> _Supplied entries_:
—————
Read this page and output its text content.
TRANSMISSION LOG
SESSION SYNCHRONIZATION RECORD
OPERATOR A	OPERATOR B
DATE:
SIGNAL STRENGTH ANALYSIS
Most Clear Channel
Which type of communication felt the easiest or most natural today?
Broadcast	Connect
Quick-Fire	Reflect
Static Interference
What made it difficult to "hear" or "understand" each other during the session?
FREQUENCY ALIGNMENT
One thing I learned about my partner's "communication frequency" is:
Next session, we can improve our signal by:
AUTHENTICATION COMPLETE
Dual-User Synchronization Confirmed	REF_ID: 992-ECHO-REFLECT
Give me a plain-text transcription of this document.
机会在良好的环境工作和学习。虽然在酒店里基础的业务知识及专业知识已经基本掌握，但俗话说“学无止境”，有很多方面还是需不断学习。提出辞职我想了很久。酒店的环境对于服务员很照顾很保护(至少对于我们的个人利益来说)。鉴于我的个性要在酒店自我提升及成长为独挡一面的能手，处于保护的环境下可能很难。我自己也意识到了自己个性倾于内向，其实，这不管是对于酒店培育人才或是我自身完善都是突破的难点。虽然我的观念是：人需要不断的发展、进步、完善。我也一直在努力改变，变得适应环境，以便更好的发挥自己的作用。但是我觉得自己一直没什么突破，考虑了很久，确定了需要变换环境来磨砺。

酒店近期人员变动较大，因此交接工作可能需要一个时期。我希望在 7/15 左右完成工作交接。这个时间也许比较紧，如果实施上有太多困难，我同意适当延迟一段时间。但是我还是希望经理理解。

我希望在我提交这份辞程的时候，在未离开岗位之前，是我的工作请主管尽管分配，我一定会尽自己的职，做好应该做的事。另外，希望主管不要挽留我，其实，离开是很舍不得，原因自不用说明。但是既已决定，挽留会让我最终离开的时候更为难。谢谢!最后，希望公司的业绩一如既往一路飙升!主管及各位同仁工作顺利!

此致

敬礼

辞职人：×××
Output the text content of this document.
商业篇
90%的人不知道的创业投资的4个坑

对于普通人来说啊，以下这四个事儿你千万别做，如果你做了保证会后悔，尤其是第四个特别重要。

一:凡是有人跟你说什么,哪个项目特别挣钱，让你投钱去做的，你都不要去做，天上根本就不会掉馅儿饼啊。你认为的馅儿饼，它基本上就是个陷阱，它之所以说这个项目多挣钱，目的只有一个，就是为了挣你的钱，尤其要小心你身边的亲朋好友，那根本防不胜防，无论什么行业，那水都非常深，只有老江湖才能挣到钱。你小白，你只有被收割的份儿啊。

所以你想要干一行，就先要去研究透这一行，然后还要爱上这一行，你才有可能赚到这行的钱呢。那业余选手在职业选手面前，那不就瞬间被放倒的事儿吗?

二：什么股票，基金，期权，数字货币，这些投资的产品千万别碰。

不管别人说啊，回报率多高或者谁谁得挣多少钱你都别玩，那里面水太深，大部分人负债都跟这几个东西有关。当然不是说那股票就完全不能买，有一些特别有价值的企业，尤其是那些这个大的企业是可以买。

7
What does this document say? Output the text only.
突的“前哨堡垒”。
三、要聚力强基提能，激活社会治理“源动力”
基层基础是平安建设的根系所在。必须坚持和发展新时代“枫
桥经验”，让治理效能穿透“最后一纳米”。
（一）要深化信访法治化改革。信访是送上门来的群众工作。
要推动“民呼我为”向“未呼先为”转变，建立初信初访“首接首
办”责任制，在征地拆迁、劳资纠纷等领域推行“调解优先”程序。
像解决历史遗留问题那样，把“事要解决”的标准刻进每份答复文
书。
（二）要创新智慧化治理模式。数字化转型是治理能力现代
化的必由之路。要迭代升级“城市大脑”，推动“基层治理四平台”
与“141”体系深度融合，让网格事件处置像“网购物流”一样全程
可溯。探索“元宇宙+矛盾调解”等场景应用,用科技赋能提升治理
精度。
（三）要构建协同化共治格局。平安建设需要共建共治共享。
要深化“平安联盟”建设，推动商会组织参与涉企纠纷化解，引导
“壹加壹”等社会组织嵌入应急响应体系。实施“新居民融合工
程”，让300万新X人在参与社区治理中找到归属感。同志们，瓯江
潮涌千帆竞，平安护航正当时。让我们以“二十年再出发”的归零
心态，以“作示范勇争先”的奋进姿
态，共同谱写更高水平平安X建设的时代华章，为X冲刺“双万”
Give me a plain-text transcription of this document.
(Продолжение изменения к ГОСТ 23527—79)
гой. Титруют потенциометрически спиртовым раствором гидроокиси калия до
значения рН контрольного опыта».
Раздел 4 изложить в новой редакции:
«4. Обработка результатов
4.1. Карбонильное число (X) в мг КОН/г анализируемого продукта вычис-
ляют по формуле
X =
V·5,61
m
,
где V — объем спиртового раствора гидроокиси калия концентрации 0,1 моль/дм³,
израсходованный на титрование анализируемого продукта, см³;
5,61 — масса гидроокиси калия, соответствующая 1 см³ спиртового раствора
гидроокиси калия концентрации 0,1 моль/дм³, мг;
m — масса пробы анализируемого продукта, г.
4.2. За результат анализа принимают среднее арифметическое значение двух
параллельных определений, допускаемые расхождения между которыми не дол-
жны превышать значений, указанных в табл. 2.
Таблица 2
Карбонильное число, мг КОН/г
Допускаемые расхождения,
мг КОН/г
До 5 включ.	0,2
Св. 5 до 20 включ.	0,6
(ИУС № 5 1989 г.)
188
—————
> _Requirements_:
Pick out every line above that contains the word "масса" and copy it.

> _Final result_:
5,61 — масса гидроокиси калия, соответствующая 1 см³ спиртового раствора
m — масса пробы анализируемого продукта, г.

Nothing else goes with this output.